Reproduce the records that follow in full, excluding any picture they contain.

Data for this exercise -
┄┄┄┄┄┄

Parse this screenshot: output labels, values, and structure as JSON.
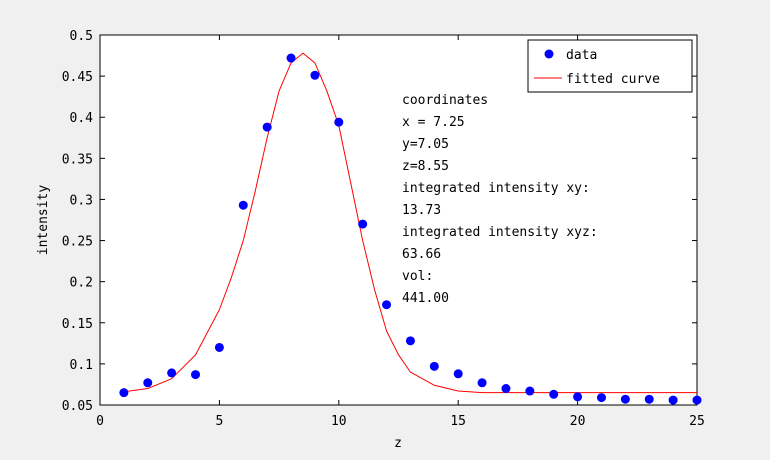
{
  "chart_data": {
    "type": "scatter",
    "title": "",
    "xlabel": "z",
    "ylabel": "intensity",
    "xlim": [
      0,
      25
    ],
    "ylim": [
      0.05,
      0.5
    ],
    "xticks": [
      0,
      5,
      10,
      15,
      20,
      25
    ],
    "yticks": [
      0.05,
      0.1,
      0.15,
      0.2,
      0.25,
      0.3,
      0.35,
      0.4,
      0.45,
      0.5
    ],
    "grid": false,
    "legend_position": "top-right",
    "series": [
      {
        "name": "data",
        "kind": "markers",
        "color": "#0000ff",
        "x": [
          1,
          2,
          3,
          4,
          5,
          6,
          7,
          8,
          9,
          10,
          11,
          12,
          13,
          14,
          15,
          16,
          17,
          18,
          19,
          20,
          21,
          22,
          23,
          24,
          25
        ],
        "y": [
          0.065,
          0.077,
          0.089,
          0.087,
          0.12,
          0.293,
          0.388,
          0.472,
          0.451,
          0.394,
          0.27,
          0.172,
          0.128,
          0.097,
          0.088,
          0.077,
          0.07,
          0.067,
          0.063,
          0.06,
          0.059,
          0.057,
          0.057,
          0.056,
          0.056
        ]
      },
      {
        "name": "fitted curve",
        "kind": "line",
        "color": "#ff0000",
        "x": [
          1,
          2,
          3,
          4,
          5,
          5.5,
          6,
          6.5,
          7,
          7.5,
          8,
          8.5,
          9,
          9.5,
          10,
          10.5,
          11,
          11.5,
          12,
          12.5,
          13,
          14,
          15,
          16,
          17,
          18,
          19,
          20,
          21,
          22,
          23,
          24,
          25
        ],
        "y": [
          0.066,
          0.07,
          0.082,
          0.111,
          0.166,
          0.205,
          0.25,
          0.31,
          0.375,
          0.432,
          0.466,
          0.478,
          0.466,
          0.432,
          0.39,
          0.32,
          0.25,
          0.19,
          0.14,
          0.111,
          0.09,
          0.074,
          0.067,
          0.065,
          0.065,
          0.065,
          0.065,
          0.065,
          0.065,
          0.065,
          0.065,
          0.065,
          0.065
        ]
      }
    ],
    "annotation_lines": [
      "coordinates",
      "x = 7.25",
      "y=7.05",
      "z=8.55",
      "integrated intensity xy:",
      "13.73",
      "integrated intensity xyz:",
      "63.66",
      "vol:",
      "441.00"
    ]
  }
}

┄┄┄┄┄┄

Answer to this exercise -
Parse this screenshot: output labels, values, and structure as JSON.
{
  "chart_data": {
    "type": "scatter",
    "title": "",
    "xlabel": "z",
    "ylabel": "intensity",
    "xlim": [
      0,
      25
    ],
    "ylim": [
      0.05,
      0.5
    ],
    "xticks": [
      0,
      5,
      10,
      15,
      20,
      25
    ],
    "yticks": [
      0.05,
      0.1,
      0.15,
      0.2,
      0.25,
      0.3,
      0.35,
      0.4,
      0.45,
      0.5
    ],
    "grid": false,
    "legend_position": "top-right",
    "series": [
      {
        "name": "data",
        "kind": "markers",
        "color": "#0000ff",
        "x": [
          1,
          2,
          3,
          4,
          5,
          6,
          7,
          8,
          9,
          10,
          11,
          12,
          13,
          14,
          15,
          16,
          17,
          18,
          19,
          20,
          21,
          22,
          23,
          24,
          25
        ],
        "y": [
          0.065,
          0.077,
          0.089,
          0.087,
          0.12,
          0.293,
          0.388,
          0.472,
          0.451,
          0.394,
          0.27,
          0.172,
          0.128,
          0.097,
          0.088,
          0.077,
          0.07,
          0.067,
          0.063,
          0.06,
          0.059,
          0.057,
          0.057,
          0.056,
          0.056
        ]
      },
      {
        "name": "fitted curve",
        "kind": "line",
        "color": "#ff0000",
        "x": [
          1,
          2,
          3,
          4,
          5,
          5.5,
          6,
          6.5,
          7,
          7.5,
          8,
          8.5,
          9,
          9.5,
          10,
          10.5,
          11,
          11.5,
          12,
          12.5,
          13,
          14,
          15,
          16,
          17,
          18,
          19,
          20,
          21,
          22,
          23,
          24,
          25
        ],
        "y": [
          0.066,
          0.07,
          0.082,
          0.111,
          0.166,
          0.205,
          0.25,
          0.31,
          0.375,
          0.432,
          0.466,
          0.478,
          0.466,
          0.432,
          0.39,
          0.32,
          0.25,
          0.19,
          0.14,
          0.111,
          0.09,
          0.074,
          0.067,
          0.065,
          0.065,
          0.065,
          0.065,
          0.065,
          0.065,
          0.065,
          0.065,
          0.065,
          0.065
        ]
      }
    ],
    "annotation_lines": [
      "coordinates",
      "x = 7.25",
      "y=7.05",
      "z=8.55",
      "integrated intensity xy:",
      "13.73",
      "integrated intensity xyz:",
      "63.66",
      "vol:",
      "441.00"
    ]
  }
}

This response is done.